WRITTEN EXERCISE:
Write out the whole listing again, exactly.

Begin RECORDS PROVIDED

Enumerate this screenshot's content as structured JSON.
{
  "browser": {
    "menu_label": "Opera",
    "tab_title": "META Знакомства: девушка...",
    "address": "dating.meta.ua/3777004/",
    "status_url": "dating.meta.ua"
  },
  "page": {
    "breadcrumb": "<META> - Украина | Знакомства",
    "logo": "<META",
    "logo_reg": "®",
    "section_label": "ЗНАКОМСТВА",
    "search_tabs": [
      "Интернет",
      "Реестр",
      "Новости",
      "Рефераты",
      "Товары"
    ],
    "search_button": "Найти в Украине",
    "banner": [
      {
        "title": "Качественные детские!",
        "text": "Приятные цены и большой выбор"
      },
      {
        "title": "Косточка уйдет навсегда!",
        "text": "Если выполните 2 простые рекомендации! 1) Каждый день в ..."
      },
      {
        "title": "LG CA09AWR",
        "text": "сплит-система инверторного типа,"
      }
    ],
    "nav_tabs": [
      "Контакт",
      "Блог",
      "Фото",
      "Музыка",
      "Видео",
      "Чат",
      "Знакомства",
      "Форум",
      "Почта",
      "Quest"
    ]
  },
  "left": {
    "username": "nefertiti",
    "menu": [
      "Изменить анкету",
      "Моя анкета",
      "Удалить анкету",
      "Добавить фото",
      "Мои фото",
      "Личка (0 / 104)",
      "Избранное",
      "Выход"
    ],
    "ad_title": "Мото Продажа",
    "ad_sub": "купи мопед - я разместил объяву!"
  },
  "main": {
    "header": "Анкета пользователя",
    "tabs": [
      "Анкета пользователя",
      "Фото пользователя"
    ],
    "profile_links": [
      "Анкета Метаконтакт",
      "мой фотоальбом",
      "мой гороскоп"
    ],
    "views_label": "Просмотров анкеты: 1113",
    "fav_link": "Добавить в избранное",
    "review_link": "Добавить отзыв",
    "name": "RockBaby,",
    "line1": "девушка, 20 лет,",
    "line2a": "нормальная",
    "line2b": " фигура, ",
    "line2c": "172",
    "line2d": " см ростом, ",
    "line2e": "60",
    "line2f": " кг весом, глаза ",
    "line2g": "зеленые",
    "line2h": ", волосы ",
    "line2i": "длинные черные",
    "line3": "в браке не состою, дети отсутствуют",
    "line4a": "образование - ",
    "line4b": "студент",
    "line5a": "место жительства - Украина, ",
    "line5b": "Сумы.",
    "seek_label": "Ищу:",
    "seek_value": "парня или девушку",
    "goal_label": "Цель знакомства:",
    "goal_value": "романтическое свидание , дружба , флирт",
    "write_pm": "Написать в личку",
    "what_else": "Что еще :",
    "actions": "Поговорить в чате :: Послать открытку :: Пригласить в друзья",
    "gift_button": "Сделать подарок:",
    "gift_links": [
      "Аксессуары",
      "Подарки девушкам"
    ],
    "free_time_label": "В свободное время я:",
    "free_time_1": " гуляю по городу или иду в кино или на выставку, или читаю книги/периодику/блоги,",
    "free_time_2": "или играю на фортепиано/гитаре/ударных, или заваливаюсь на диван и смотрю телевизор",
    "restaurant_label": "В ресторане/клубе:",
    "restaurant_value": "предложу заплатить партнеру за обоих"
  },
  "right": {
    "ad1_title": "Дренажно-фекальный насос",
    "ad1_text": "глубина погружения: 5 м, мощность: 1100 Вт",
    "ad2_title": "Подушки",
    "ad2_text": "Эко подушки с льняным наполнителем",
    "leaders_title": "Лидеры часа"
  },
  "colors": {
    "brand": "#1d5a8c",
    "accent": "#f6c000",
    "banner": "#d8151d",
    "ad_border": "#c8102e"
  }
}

End RECORDS PROVIDED

OUTPUT OF THE EXERCISE:
Enumerate this screenshot's content as structured JSON.
{
  "browser": {
    "menu_label": "Opera",
    "tab_title": "META Знакомства: девушка...",
    "address": "dating.meta.ua/3777004/",
    "status_url": "dating.meta.ua"
  },
  "page": {
    "breadcrumb": "<META> - Украина | Знакомства",
    "logo": "<META",
    "logo_reg": "®",
    "section_label": "ЗНАКОМСТВА",
    "search_tabs": [
      "Интернет",
      "Реестр",
      "Новости",
      "Рефераты",
      "Товары"
    ],
    "search_button": "Найти в Украине",
    "banner": [
      {
        "title": "Качественные детские!",
        "text": "Приятные цены и большой выбор"
      },
      {
        "title": "Косточка уйдет навсегда!",
        "text": "Если выполните 2 простые рекомендации! 1) Каждый день в ..."
      },
      {
        "title": "LG CA09AWR",
        "text": "сплит-система инверторного типа,"
      }
    ],
    "nav_tabs": [
      "Контакт",
      "Блог",
      "Фото",
      "Музыка",
      "Видео",
      "Чат",
      "Знакомства",
      "Форум",
      "Почта",
      "Quest"
    ]
  },
  "left": {
    "username": "nefertiti",
    "menu": [
      "Изменить анкету",
      "Моя анкета",
      "Удалить анкету",
      "Добавить фото",
      "Мои фото",
      "Личка (0 / 104)",
      "Избранное",
      "Выход"
    ],
    "ad_title": "Мото Продажа",
    "ad_sub": "купи мопед - я разместил объяву!"
  },
  "main": {
    "header": "Анкета пользователя",
    "tabs": [
      "Анкета пользователя",
      "Фото пользователя"
    ],
    "profile_links": [
      "Анкета Метаконтакт",
      "мой фотоальбом",
      "мой гороскоп"
    ],
    "views_label": "Просмотров анкеты: 1113",
    "fav_link": "Добавить в избранное",
    "review_link": "Добавить отзыв",
    "name": "RockBaby,",
    "line1": "девушка, 20 лет,",
    "line2a": "нормальная",
    "line2b": " фигура, ",
    "line2c": "172",
    "line2d": " см ростом, ",
    "line2e": "60",
    "line2f": " кг весом, глаза ",
    "line2g": "зеленые",
    "line2h": ", волосы ",
    "line2i": "длинные черные",
    "line3": "в браке не состою, дети отсутствуют",
    "line4a": "образование - ",
    "line4b": "студент",
    "line5a": "место жительства - Украина, ",
    "line5b": "Сумы.",
    "seek_label": "Ищу:",
    "seek_value": "парня или девушку",
    "goal_label": "Цель знакомства:",
    "goal_value": "романтическое свидание , дружба , флирт",
    "write_pm": "Написать в личку",
    "what_else": "Что еще :",
    "actions": "Поговорить в чате :: Послать открытку :: Пригласить в друзья",
    "gift_button": "Сделать подарок:",
    "gift_links": [
      "Аксессуары",
      "Подарки девушкам"
    ],
    "free_time_label": "В свободное время я:",
    "free_time_1": " гуляю по городу или иду в кино или на выставку, или читаю книги/периодику/блоги,",
    "free_time_2": "или играю на фортепиано/гитаре/ударных, или заваливаюсь на диван и смотрю телевизор",
    "restaurant_label": "В ресторане/клубе:",
    "restaurant_value": "предложу заплатить партнеру за обоих"
  },
  "right": {
    "ad1_title": "Дренажно-фекальный насос",
    "ad1_text": "глубина погружения: 5 м, мощность: 1100 Вт",
    "ad2_title": "Подушки",
    "ad2_text": "Эко подушки с льняным наполнителем",
    "leaders_title": "Лидеры часа"
  },
  "colors": {
    "brand": "#1d5a8c",
    "accent": "#f6c000",
    "banner": "#d8151d",
    "ad_border": "#c8102e"
  }
}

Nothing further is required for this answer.